__What you need to do__.
Answer these questions from the riak_core overview below:
(a) What project was riak_core originally part of?
(b) What does riak_core_node_watcher use to efficiently monitor many nodes?
(c) What technique determines which target node(s) a request is sent to?

__Document excerpt__.
+--

CEO, Basho Technologies, Inc.
July 30, 2010
What is riak_core?
riak_core is a single OTP application which provides all the services necessary to write a modern, well-behaved distributed application.
riak_core began as part of Riak. Since the code was generally useful in building all kinds of distributed applications we decided to refactor and separate the core bits into their own codebase to make it easier to use.
Distributed systems are complex and some of that complexity shows in the amount of features available in
riak_core. Rather than dive deeply into code, I’m going to separate the features into broad categories and give an overview of each.
Node Liveness & Membership
riak_core_node_watcher is the process responsible for tracking the status of nodes within a riak_core cluster. It uses
net_kernel to efficiently monitor many nodes.
riak_core_node_watcher also has the capability to take a node out of the cluster programmatically. This is useful in situations where a brief node outage is necessary but you don’t want to stop the server software completely.
riak_core_node_watcher also provides an API for advertising and locating services around the cluster. This is useful in clusters where nodes provide a specialized service, like a CUDA compute node, which is used by other nodes in the cluster.
riak_core_node_watch_events cooperates with
riak_core_node_watcher to generate events based on node activity, i.e. joining or leaving the cluster, etc. Interested parties can register callback functions which will be called as events occur.
Partitioning & Distributing Work
riak_core uses a master/worker configuration on each node to manage the execution of work units. Consistent hashing is used to determine which target node(s) to send the request and the master process on each node farms out the request to the actual workers.

+--

[Some records]
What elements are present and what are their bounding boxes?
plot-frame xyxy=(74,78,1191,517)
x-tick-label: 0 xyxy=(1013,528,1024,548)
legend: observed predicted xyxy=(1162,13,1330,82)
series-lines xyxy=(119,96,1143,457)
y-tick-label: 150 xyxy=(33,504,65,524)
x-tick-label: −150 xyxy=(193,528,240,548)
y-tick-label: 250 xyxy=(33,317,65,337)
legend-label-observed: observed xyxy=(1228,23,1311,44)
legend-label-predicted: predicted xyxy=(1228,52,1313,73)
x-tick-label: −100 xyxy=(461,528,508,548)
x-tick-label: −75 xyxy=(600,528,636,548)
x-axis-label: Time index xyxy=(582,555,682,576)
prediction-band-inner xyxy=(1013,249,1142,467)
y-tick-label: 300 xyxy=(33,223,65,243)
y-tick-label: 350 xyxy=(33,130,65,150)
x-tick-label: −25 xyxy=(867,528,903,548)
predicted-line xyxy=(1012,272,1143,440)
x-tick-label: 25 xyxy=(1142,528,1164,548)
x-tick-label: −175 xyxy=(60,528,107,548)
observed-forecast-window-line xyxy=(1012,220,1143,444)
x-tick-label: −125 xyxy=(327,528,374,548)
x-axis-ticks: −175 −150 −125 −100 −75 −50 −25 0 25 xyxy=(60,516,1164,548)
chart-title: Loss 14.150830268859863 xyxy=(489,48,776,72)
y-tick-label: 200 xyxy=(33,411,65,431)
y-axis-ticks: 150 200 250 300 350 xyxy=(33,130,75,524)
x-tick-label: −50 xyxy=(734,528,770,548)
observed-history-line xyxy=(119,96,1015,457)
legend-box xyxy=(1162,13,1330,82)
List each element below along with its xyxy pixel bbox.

+--

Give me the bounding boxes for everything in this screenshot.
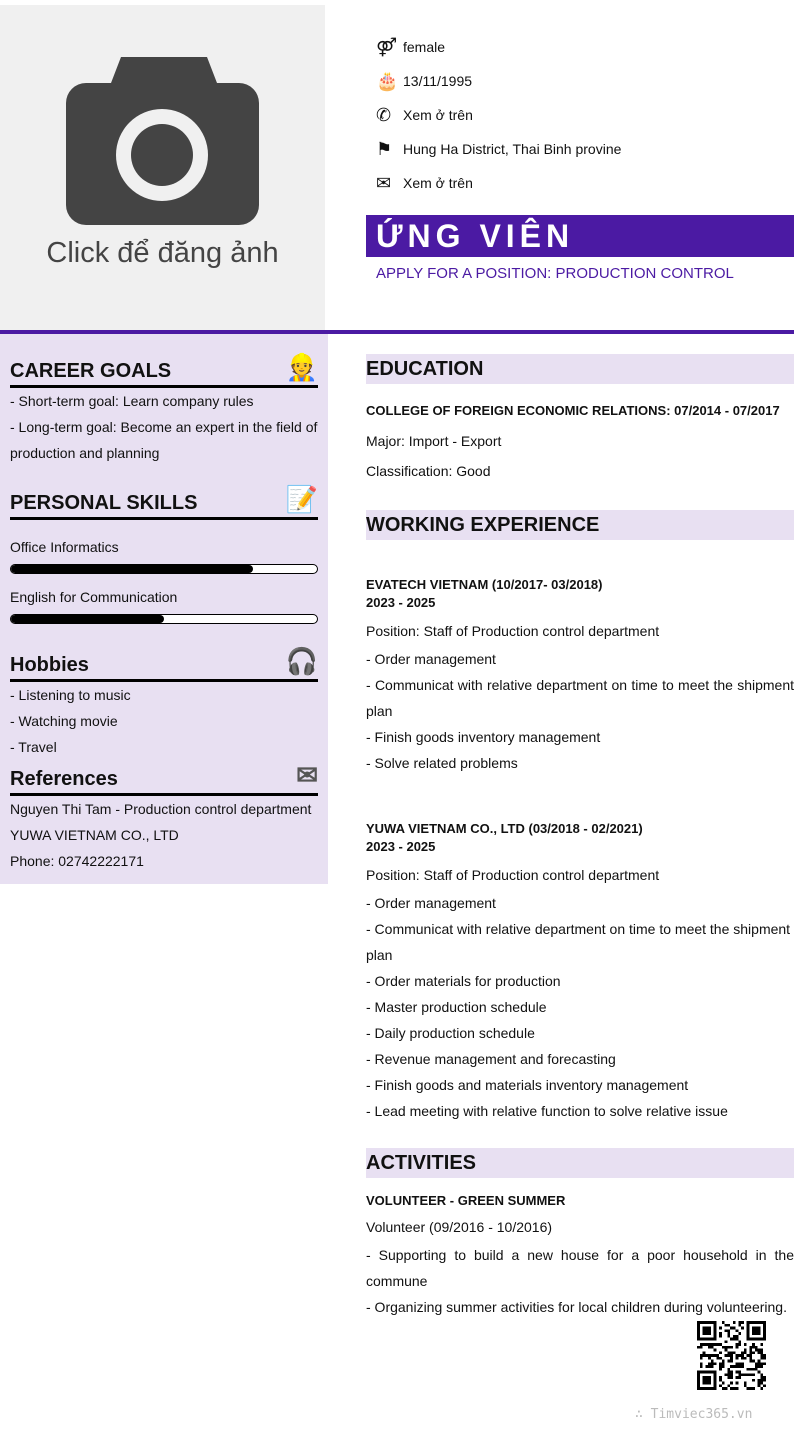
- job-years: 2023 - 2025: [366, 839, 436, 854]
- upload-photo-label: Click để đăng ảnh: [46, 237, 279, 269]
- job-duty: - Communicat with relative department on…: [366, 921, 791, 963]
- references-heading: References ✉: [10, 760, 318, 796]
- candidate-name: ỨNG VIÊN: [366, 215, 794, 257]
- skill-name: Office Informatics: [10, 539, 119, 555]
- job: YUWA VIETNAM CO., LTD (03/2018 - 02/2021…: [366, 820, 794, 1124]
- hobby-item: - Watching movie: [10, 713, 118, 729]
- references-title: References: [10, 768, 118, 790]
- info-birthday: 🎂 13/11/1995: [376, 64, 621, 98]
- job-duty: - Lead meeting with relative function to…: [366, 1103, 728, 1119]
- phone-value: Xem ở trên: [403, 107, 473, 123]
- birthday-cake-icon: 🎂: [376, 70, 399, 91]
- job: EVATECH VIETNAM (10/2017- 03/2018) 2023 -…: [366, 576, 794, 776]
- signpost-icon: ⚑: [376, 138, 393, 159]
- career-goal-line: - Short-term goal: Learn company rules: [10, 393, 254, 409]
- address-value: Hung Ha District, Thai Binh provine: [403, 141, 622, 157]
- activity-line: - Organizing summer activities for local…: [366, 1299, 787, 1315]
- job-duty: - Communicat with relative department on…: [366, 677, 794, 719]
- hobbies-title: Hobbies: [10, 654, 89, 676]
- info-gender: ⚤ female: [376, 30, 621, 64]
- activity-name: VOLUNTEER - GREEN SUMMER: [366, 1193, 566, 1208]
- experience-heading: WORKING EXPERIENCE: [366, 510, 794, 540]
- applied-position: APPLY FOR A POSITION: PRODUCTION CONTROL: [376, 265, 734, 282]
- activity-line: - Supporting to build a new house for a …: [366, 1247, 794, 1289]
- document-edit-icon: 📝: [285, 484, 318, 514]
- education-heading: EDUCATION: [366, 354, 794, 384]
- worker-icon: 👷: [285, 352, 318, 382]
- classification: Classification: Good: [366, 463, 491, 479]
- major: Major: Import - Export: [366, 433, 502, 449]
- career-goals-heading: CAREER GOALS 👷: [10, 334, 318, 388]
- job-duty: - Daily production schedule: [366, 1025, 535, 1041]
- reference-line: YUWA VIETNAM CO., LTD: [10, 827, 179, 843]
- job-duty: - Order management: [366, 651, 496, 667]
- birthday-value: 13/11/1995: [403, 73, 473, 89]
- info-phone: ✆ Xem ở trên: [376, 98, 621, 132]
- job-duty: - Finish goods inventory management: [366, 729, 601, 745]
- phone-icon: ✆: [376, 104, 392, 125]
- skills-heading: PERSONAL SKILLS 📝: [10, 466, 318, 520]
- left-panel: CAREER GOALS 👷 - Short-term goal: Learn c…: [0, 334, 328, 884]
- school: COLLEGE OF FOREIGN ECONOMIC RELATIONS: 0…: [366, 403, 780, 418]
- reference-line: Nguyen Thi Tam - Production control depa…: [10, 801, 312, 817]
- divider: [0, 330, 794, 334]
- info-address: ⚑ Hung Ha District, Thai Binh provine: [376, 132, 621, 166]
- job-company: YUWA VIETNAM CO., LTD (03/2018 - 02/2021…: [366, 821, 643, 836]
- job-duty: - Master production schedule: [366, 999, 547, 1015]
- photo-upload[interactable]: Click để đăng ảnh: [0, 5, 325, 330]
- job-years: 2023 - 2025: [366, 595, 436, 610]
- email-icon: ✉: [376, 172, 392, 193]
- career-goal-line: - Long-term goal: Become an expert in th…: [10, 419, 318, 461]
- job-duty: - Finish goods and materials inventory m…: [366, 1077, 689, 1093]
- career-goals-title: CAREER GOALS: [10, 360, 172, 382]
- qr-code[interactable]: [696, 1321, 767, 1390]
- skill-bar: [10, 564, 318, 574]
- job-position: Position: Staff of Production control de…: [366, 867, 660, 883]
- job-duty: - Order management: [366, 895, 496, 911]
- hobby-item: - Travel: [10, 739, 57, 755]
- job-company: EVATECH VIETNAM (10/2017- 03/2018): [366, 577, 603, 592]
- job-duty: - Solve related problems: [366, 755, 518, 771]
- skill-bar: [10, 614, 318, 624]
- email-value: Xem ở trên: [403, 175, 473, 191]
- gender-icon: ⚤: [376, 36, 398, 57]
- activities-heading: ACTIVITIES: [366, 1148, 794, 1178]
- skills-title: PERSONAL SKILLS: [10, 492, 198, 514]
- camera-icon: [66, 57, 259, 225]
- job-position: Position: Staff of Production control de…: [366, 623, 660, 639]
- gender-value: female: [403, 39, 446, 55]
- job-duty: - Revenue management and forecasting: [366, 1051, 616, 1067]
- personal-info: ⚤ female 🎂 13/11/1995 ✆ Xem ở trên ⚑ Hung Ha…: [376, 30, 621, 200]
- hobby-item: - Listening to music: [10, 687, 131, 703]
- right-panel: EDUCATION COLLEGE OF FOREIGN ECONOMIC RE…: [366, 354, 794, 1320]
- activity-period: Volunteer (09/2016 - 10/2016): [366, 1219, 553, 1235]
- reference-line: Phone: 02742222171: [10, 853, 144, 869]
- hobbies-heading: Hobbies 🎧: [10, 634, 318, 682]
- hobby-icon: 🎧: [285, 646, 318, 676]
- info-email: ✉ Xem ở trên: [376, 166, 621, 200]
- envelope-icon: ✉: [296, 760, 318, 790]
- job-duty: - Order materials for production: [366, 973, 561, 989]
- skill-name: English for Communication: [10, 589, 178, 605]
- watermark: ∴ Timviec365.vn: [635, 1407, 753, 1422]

+--

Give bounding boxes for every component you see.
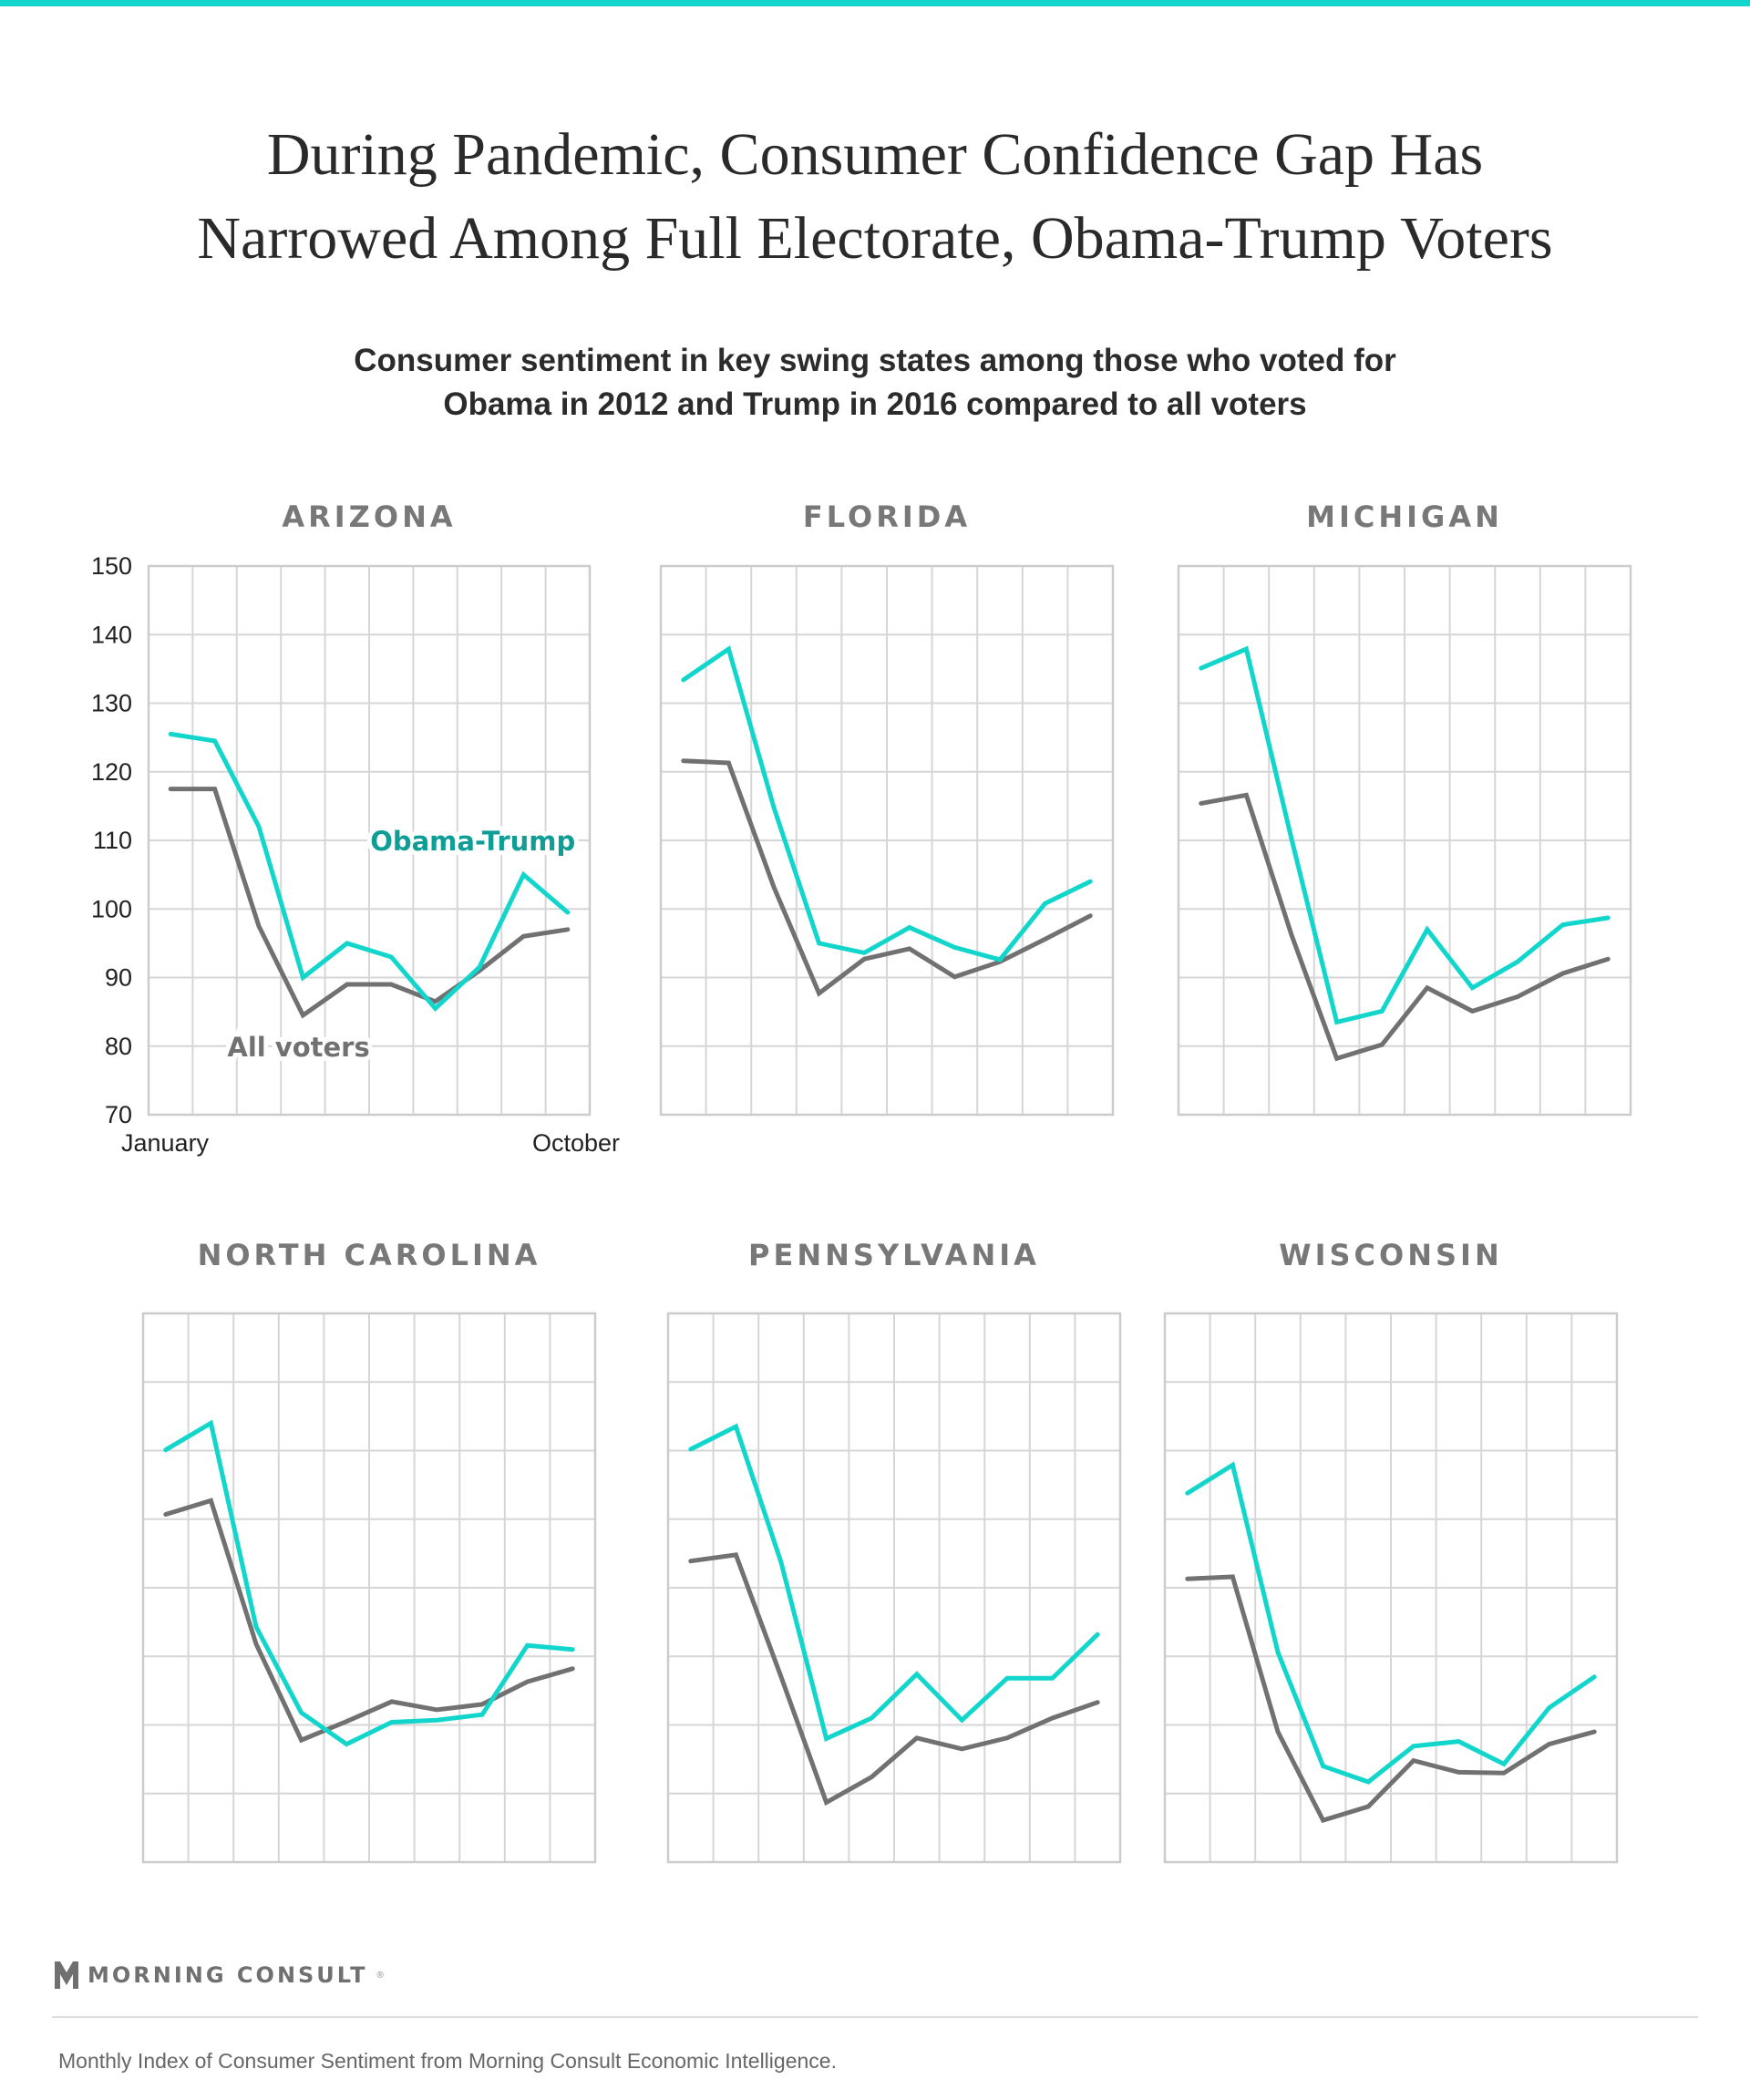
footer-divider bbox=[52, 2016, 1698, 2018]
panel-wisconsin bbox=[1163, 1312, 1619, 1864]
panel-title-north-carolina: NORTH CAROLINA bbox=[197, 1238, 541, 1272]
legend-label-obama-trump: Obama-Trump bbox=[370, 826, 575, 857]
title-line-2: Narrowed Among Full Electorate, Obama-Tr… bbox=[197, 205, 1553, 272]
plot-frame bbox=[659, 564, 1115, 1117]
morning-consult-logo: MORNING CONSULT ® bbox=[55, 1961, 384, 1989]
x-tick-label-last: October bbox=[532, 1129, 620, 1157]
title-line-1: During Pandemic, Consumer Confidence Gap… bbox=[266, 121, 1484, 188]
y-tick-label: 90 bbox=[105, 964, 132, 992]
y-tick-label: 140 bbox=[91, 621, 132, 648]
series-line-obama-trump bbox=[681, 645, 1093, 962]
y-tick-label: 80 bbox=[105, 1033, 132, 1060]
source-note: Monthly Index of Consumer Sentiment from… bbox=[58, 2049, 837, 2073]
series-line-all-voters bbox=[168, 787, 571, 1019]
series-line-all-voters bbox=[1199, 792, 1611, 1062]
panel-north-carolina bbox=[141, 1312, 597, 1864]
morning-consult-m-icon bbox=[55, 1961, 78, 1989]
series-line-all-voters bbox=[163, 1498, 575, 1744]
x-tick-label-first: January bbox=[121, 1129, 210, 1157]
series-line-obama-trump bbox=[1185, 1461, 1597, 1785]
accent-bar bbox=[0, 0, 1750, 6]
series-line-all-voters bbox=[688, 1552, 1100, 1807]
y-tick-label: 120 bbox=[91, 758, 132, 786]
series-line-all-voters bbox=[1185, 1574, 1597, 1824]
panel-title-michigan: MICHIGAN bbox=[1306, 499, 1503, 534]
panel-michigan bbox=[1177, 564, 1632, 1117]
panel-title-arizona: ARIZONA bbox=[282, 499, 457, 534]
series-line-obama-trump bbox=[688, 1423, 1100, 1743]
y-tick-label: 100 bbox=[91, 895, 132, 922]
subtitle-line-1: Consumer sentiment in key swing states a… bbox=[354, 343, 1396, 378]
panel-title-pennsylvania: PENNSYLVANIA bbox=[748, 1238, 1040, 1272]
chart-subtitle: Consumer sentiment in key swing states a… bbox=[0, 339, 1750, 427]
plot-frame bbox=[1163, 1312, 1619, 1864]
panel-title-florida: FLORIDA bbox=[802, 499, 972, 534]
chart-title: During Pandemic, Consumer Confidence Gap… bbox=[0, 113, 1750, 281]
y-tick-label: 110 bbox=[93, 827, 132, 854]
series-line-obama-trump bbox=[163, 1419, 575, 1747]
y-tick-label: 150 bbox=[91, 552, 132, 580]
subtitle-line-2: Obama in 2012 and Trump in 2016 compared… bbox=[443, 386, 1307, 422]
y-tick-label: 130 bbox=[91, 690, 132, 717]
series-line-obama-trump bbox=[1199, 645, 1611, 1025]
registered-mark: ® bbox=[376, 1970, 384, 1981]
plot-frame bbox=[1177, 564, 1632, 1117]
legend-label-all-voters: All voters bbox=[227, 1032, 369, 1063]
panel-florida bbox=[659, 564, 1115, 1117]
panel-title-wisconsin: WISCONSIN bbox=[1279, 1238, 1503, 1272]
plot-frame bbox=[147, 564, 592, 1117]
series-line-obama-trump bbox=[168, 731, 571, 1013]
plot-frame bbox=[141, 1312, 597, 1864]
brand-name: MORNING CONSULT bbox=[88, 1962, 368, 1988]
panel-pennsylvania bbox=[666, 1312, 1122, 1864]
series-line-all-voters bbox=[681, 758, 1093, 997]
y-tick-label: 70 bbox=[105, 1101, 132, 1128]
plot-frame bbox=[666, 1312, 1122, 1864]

+--

__Task answer__.
(a) Riak
(b) net_kernel
(c) Consistent hashing